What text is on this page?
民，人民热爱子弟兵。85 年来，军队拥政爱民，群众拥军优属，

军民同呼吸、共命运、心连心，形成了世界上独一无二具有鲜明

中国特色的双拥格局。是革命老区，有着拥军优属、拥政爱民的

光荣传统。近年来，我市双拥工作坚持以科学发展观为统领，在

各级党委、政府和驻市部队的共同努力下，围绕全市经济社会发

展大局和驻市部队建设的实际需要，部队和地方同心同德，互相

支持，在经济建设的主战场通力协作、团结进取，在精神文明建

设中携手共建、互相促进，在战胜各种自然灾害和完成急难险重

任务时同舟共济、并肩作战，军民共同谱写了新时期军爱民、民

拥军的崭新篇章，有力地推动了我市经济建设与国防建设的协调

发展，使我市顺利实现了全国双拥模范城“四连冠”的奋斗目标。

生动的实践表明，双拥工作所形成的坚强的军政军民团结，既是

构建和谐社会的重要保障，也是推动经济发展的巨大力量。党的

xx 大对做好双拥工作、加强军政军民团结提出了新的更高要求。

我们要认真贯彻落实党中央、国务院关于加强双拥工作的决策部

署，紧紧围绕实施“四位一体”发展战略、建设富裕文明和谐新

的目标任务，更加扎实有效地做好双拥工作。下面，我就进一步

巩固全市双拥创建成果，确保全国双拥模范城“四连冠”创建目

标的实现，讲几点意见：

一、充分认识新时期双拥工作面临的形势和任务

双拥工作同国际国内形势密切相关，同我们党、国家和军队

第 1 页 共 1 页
▬▬▬
- [Stated task]: Reproduce the material above, every line of it, exactly.

- [The completed task]:
What text is on this page?
民，人民热爱子弟兵。85 年来，军队拥政爱民，群众拥军优属，

军民同呼吸、共命运、心连心，形成了世界上独一无二具有鲜明

中国特色的双拥格局。是革命老区，有着拥军优属、拥政爱民的

光荣传统。近年来，我市双拥工作坚持以科学发展观为统领，在

各级党委、政府和驻市部队的共同努力下，围绕全市经济社会发

展大局和驻市部队建设的实际需要，部队和地方同心同德，互相

支持，在经济建设的主战场通力协作、团结进取，在精神文明建

设中携手共建、互相促进，在战胜各种自然灾害和完成急难险重

任务时同舟共济、并肩作战，军民共同谱写了新时期军爱民、民

拥军的崭新篇章，有力地推动了我市经济建设与国防建设的协调

发展，使我市顺利实现了全国双拥模范城“四连冠”的奋斗目标。

生动的实践表明，双拥工作所形成的坚强的军政军民团结，既是

构建和谐社会的重要保障，也是推动经济发展的巨大力量。党的

xx 大对做好双拥工作、加强军政军民团结提出了新的更高要求。

我们要认真贯彻落实党中央、国务院关于加强双拥工作的决策部

署，紧紧围绕实施“四位一体”发展战略、建设富裕文明和谐新

的目标任务，更加扎实有效地做好双拥工作。下面，我就进一步

巩固全市双拥创建成果，确保全国双拥模范城“四连冠”创建目

标的实现，讲几点意见：

一、充分认识新时期双拥工作面临的形势和任务

双拥工作同国际国内形势密切相关，同我们党、国家和军队

第 1 页 共 1 页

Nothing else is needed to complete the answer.